§ **Exercise directions**:
Copy the data exactly; pictures stay out of the copy.

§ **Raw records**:
══════

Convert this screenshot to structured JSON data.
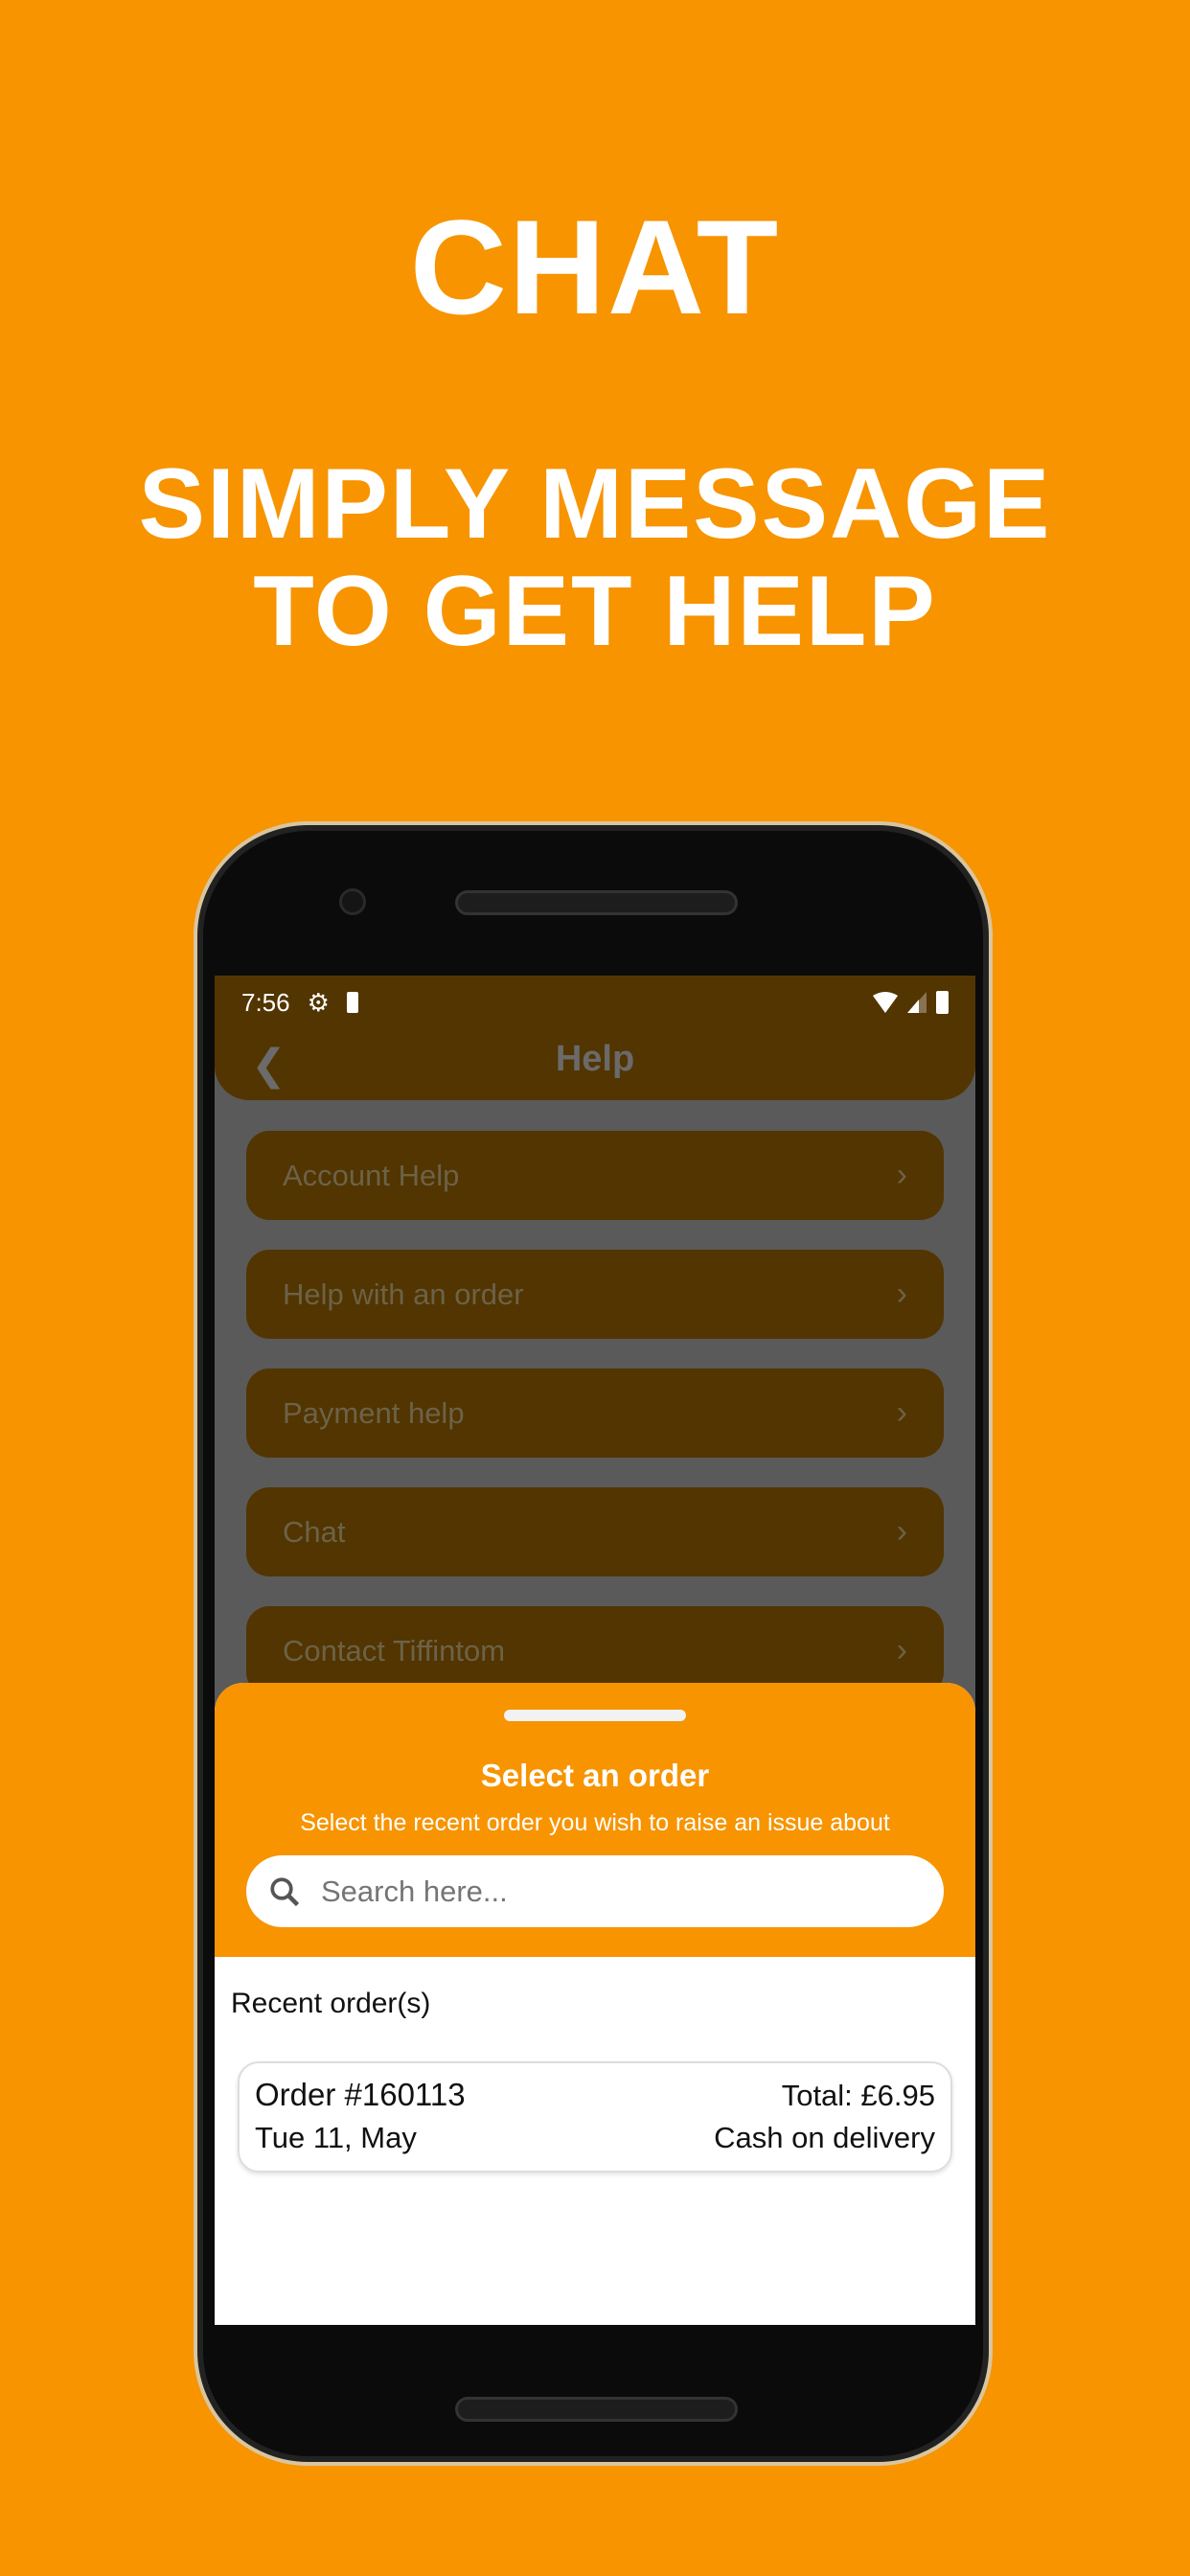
{
  "hero": {
    "title": "CHAT",
    "subtitle_line1": "SIMPLY MESSAGE",
    "subtitle_line2": "TO GET HELP"
  },
  "status_bar": {
    "time": "7:56",
    "icons": [
      "gear-icon",
      "battery-saver-icon",
      "wifi-icon",
      "signal-icon",
      "battery-icon"
    ]
  },
  "header": {
    "title": "Help",
    "back_icon": "chevron-left-icon"
  },
  "menu": [
    {
      "label": "Account Help"
    },
    {
      "label": "Help with an order"
    },
    {
      "label": "Payment help"
    },
    {
      "label": "Chat"
    },
    {
      "label": "Contact Tiffintom"
    }
  ],
  "sheet": {
    "title": "Select an order",
    "subtitle": "Select the recent order you wish to raise an issue about",
    "search_placeholder": "Search here...",
    "section_label": "Recent order(s)",
    "orders": [
      {
        "number": "Order #160113",
        "date": "Tue 11, May",
        "total": "Total: £6.95",
        "payment": "Cash on delivery"
      }
    ]
  },
  "colors": {
    "brand": "#f79400",
    "overlay_item": "#523500"
  }
}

══════

§ **Result**:
Convert this screenshot to structured JSON data.
{
  "hero": {
    "title": "CHAT",
    "subtitle_line1": "SIMPLY MESSAGE",
    "subtitle_line2": "TO GET HELP"
  },
  "status_bar": {
    "time": "7:56",
    "icons": [
      "gear-icon",
      "battery-saver-icon",
      "wifi-icon",
      "signal-icon",
      "battery-icon"
    ]
  },
  "header": {
    "title": "Help",
    "back_icon": "chevron-left-icon"
  },
  "menu": [
    {
      "label": "Account Help"
    },
    {
      "label": "Help with an order"
    },
    {
      "label": "Payment help"
    },
    {
      "label": "Chat"
    },
    {
      "label": "Contact Tiffintom"
    }
  ],
  "sheet": {
    "title": "Select an order",
    "subtitle": "Select the recent order you wish to raise an issue about",
    "search_placeholder": "Search here...",
    "section_label": "Recent order(s)",
    "orders": [
      {
        "number": "Order #160113",
        "date": "Tue 11, May",
        "total": "Total: £6.95",
        "payment": "Cash on delivery"
      }
    ]
  },
  "colors": {
    "brand": "#f79400",
    "overlay_item": "#523500"
  }
}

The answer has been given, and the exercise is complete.